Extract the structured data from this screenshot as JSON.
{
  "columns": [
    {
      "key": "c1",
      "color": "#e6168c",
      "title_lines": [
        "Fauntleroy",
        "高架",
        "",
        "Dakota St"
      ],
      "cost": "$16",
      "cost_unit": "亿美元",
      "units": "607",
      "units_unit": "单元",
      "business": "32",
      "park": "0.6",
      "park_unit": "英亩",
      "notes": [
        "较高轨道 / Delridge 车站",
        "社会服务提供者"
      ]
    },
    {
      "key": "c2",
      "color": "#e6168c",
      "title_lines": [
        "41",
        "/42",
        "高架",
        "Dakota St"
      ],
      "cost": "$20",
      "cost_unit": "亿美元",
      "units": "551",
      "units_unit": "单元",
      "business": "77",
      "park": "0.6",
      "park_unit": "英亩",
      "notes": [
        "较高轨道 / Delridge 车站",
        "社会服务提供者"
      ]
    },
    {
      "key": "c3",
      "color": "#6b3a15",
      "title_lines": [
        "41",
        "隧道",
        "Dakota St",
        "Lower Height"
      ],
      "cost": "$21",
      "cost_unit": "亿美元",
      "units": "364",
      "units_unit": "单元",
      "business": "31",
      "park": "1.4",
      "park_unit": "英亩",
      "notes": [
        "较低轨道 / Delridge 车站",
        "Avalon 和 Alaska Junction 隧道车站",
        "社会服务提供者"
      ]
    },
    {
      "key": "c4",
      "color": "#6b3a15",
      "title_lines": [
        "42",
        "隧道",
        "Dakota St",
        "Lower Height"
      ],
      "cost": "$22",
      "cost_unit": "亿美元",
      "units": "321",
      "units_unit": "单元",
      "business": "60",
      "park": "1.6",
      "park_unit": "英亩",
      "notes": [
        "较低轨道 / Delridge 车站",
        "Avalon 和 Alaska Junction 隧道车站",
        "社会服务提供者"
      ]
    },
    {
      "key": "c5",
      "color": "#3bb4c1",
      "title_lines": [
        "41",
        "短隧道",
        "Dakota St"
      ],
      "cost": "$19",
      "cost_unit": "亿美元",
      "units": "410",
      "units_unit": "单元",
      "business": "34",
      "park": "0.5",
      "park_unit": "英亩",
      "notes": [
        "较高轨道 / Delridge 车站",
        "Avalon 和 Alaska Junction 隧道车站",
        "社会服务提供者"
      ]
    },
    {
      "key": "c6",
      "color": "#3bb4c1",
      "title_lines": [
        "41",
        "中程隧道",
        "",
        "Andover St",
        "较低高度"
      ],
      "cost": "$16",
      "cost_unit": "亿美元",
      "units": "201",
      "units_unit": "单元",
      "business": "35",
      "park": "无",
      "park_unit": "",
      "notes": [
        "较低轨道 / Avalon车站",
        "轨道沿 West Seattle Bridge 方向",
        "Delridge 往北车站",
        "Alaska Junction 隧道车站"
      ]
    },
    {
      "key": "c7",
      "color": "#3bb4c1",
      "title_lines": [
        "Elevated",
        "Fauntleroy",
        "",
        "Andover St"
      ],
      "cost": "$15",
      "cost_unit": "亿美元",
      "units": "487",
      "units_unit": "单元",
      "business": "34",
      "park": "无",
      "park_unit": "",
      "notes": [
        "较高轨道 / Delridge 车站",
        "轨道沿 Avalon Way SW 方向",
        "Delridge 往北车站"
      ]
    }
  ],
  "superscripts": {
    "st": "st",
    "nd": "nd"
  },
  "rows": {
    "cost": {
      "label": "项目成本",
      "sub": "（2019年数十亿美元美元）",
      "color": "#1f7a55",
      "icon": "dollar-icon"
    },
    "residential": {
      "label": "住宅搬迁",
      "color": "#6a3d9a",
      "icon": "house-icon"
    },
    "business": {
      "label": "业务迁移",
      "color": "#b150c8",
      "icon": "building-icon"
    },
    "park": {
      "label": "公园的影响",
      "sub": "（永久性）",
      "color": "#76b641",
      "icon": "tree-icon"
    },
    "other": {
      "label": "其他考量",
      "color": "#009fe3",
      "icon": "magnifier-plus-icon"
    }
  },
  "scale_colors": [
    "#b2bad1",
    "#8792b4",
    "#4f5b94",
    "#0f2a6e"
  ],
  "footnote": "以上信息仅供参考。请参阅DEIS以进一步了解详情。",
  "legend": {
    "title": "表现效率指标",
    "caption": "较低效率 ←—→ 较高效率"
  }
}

EXERCISE REQUIREMENTS »
Which lines include the word "business"? Copy every one of them.

WRITTEN ANSWER »
      "business": "32",
      "business": "77",
      "business": "31",
      "business": "60",
      "business": "34",
      "business": "35",
      "business": "34",
    "business": {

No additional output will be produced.